▸ **Work required**
Output only the count of lines that contain "Приключения".

▸ **Entries provided**
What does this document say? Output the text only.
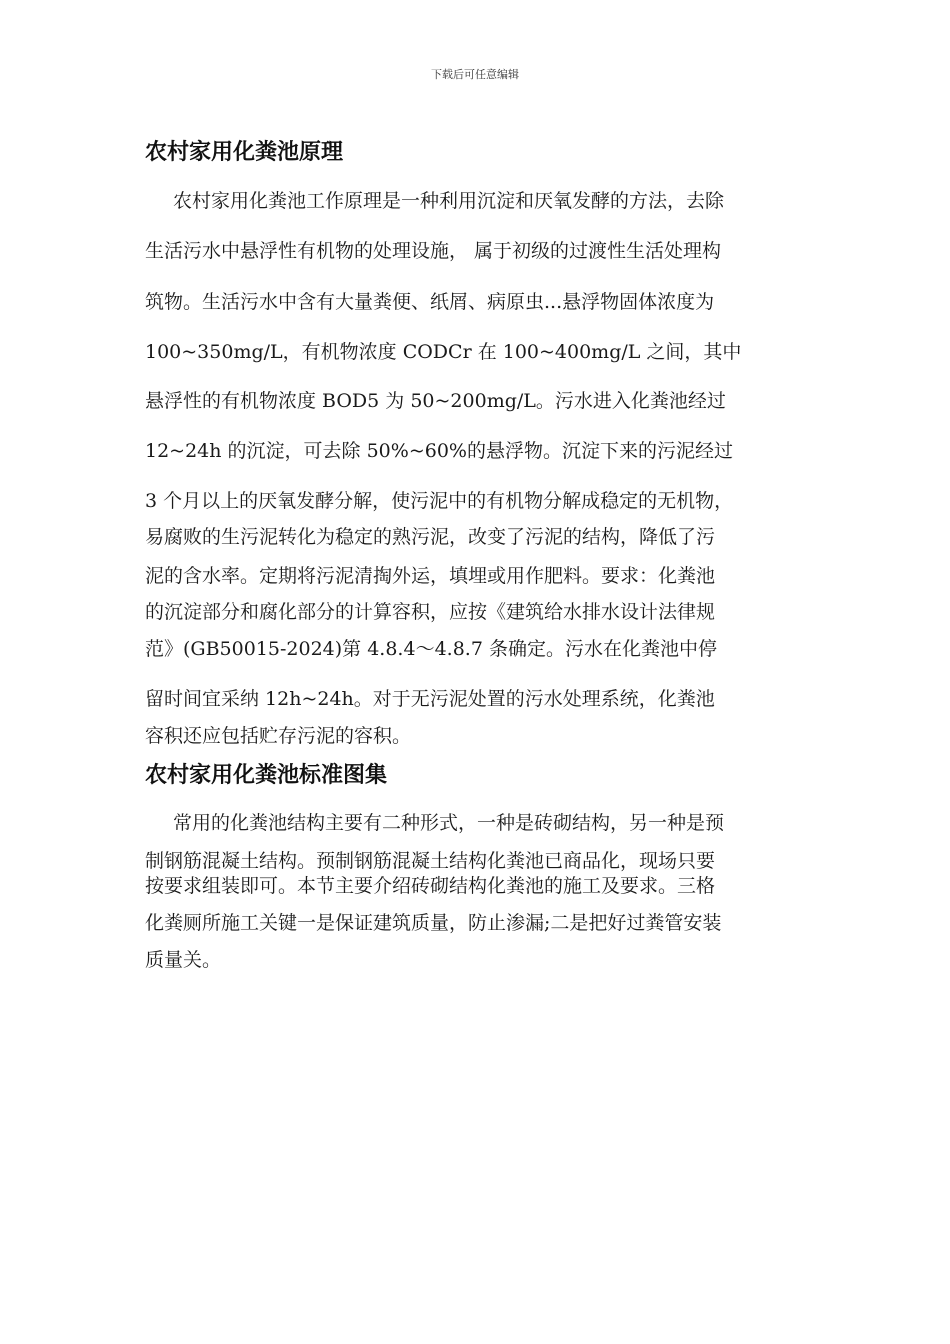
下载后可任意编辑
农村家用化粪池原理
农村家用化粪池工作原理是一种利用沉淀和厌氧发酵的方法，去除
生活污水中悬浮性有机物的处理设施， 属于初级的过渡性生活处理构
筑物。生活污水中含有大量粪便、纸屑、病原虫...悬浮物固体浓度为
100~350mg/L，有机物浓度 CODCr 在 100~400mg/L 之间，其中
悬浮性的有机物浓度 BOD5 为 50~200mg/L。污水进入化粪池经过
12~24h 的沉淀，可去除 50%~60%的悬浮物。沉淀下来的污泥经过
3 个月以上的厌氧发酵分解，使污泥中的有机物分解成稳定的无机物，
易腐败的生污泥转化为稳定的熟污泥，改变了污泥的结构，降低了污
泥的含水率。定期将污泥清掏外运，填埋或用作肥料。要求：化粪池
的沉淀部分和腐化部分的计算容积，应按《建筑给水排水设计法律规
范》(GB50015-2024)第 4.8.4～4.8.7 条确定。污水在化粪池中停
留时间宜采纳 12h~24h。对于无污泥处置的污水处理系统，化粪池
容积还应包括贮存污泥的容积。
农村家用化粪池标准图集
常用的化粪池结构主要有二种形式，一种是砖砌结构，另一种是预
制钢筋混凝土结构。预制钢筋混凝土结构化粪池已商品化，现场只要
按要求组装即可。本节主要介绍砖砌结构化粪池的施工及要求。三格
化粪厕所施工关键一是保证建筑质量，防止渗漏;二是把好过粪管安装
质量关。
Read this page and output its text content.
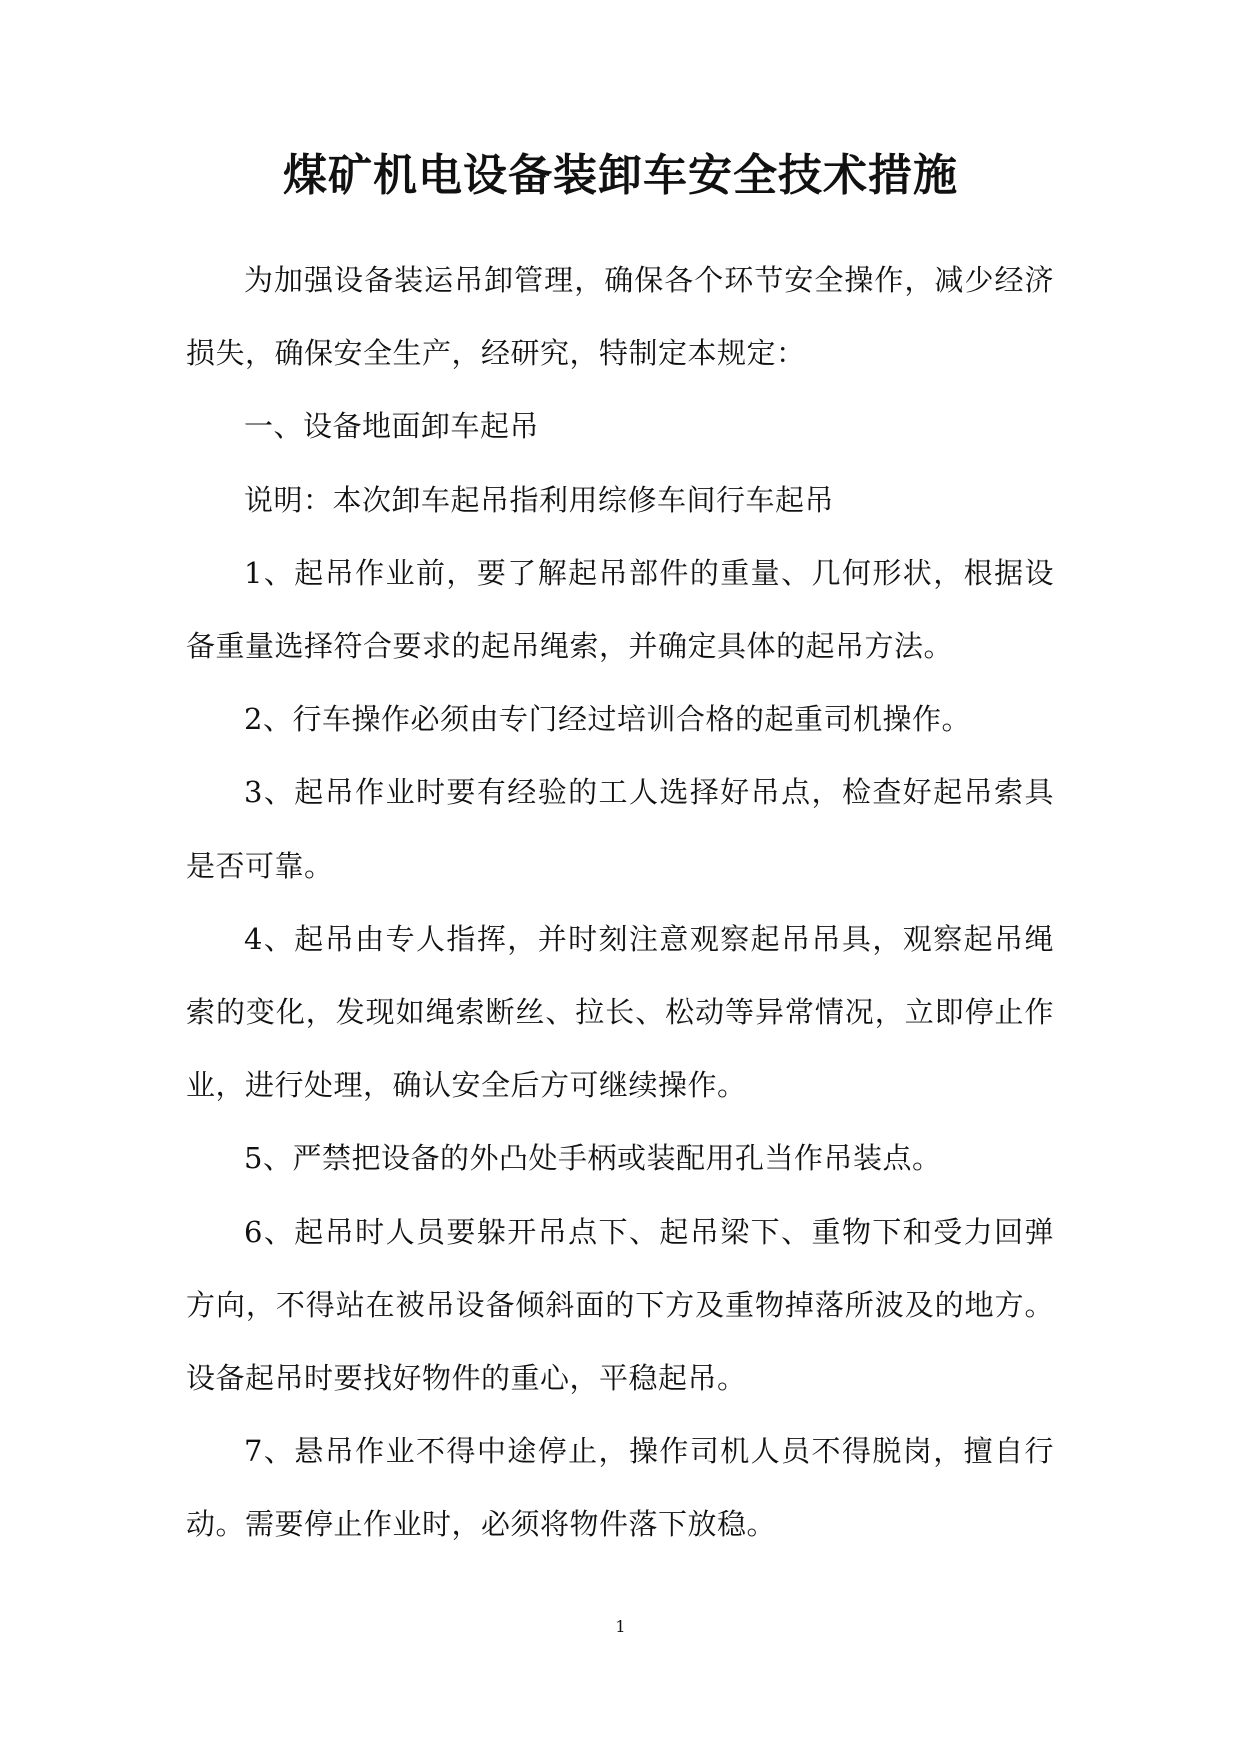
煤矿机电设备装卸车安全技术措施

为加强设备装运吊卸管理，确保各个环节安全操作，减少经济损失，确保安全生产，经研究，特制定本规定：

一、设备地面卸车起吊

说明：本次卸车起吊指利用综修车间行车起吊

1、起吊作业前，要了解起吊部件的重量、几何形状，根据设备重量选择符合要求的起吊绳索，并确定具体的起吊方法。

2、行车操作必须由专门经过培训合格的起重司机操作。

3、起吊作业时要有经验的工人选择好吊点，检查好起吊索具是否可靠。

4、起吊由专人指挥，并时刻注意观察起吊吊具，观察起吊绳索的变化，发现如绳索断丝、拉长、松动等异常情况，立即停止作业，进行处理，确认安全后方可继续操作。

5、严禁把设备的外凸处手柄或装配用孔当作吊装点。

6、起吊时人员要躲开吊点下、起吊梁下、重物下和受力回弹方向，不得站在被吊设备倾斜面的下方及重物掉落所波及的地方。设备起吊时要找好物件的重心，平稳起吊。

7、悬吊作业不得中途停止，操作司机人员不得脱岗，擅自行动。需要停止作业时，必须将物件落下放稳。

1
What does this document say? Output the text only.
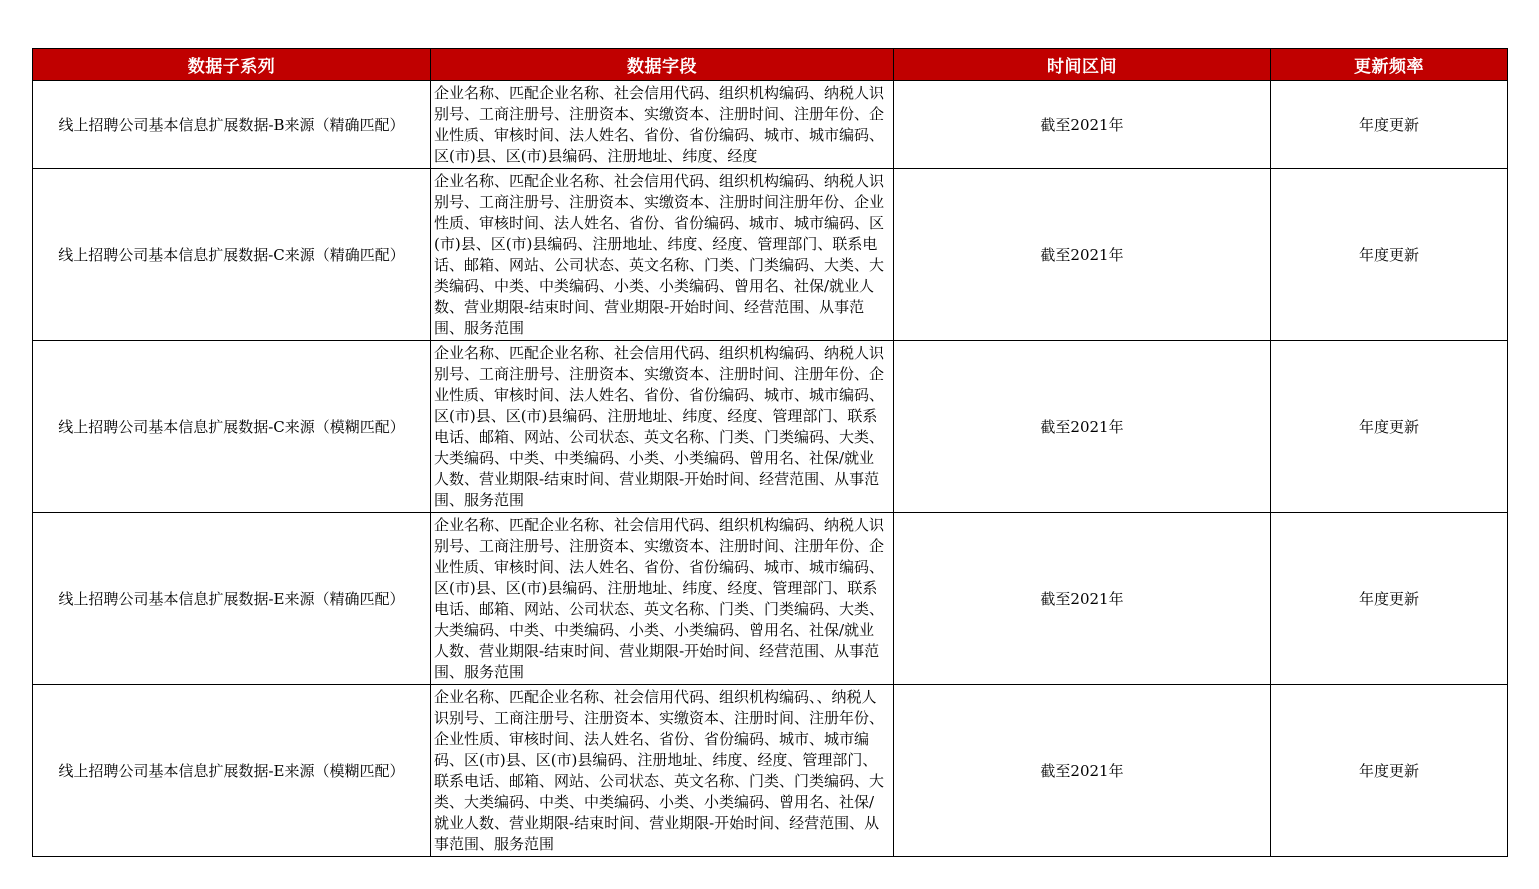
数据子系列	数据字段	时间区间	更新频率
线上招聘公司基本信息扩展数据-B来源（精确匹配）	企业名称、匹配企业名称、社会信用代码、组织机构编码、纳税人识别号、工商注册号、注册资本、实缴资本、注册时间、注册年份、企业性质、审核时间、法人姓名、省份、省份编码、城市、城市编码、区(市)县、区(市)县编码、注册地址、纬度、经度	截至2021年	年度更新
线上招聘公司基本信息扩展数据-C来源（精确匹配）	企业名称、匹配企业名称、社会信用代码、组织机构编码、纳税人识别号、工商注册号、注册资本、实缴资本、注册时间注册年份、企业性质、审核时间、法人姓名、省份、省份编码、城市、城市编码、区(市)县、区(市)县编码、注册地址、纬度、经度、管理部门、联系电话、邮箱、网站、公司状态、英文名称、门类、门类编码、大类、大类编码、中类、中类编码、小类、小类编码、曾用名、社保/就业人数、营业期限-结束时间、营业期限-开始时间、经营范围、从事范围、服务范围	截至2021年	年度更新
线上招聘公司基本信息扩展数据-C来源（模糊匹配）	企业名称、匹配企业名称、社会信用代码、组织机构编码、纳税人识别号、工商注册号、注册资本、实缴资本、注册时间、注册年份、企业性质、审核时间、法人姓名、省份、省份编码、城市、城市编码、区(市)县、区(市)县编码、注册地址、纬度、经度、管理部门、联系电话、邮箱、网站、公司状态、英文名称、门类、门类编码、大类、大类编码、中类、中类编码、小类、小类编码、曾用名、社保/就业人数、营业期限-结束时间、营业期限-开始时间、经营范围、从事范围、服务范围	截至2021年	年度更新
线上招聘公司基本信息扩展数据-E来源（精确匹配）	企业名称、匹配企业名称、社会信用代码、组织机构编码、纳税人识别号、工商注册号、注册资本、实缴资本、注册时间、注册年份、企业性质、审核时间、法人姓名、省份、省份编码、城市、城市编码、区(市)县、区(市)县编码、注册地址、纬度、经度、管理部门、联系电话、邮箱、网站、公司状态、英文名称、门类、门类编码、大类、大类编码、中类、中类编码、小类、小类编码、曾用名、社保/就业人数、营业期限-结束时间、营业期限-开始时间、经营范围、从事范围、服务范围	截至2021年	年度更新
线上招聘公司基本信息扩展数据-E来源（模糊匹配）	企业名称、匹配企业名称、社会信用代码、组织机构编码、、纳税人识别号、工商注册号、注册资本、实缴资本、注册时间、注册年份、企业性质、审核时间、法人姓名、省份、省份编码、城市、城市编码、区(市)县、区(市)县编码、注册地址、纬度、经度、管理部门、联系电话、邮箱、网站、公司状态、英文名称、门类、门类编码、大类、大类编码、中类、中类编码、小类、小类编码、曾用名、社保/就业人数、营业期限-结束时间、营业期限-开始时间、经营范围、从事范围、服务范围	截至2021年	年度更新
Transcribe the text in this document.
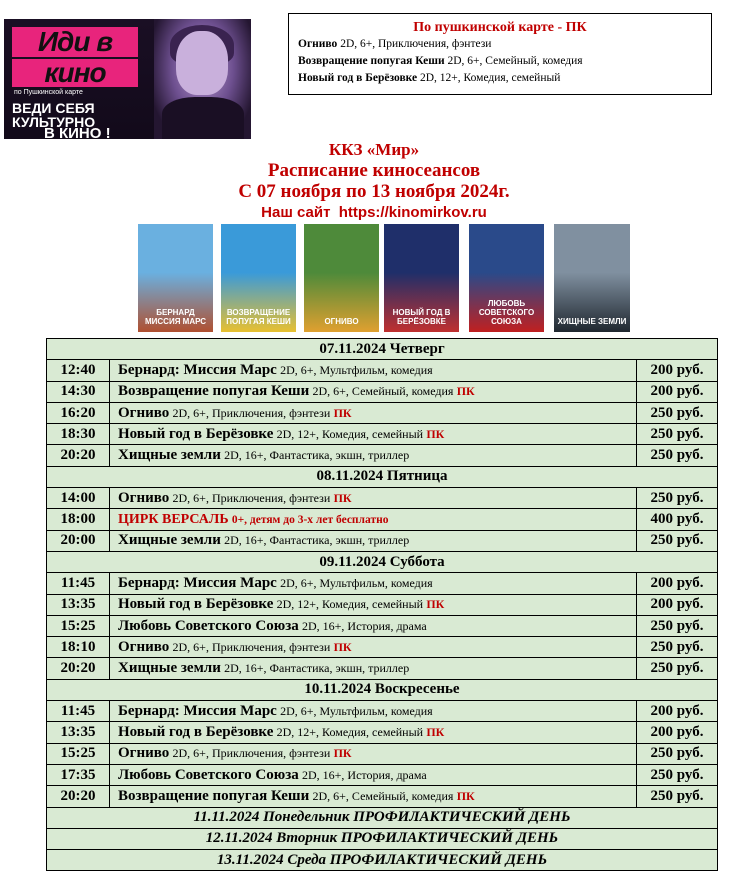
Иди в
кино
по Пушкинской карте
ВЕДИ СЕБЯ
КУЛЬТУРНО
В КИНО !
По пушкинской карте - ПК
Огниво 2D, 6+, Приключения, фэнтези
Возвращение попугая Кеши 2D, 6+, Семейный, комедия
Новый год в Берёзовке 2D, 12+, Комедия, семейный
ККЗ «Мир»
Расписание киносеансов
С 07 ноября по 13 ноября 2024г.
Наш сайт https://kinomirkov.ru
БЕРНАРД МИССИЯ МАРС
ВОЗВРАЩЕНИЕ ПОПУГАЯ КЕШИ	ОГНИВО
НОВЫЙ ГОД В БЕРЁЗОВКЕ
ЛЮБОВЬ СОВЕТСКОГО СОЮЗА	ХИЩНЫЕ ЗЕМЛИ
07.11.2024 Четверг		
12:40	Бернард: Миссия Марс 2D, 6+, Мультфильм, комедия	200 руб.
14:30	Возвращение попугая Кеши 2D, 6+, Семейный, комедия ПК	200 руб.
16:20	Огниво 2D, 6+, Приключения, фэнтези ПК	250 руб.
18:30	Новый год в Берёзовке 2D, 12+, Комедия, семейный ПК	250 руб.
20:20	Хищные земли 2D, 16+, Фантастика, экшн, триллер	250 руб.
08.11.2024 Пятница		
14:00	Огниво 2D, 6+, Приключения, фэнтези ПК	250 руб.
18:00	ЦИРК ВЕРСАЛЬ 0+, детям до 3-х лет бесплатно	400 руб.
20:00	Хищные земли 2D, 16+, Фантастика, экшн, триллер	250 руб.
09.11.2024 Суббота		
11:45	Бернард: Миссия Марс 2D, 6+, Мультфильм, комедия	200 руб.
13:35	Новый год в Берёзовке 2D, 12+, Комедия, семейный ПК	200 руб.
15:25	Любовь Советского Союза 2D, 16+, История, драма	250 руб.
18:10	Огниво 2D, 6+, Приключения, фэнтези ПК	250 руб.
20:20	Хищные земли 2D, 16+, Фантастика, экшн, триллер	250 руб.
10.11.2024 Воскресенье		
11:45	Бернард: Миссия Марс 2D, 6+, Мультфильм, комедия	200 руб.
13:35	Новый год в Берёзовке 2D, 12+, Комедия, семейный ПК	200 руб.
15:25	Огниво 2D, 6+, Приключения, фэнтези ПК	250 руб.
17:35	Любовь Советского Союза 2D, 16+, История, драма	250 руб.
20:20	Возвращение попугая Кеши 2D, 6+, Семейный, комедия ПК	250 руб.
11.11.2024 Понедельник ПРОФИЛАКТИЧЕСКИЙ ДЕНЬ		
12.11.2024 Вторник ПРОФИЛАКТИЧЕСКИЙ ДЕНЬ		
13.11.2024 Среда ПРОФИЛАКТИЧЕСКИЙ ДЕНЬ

▸ **Answer for this exercise**
5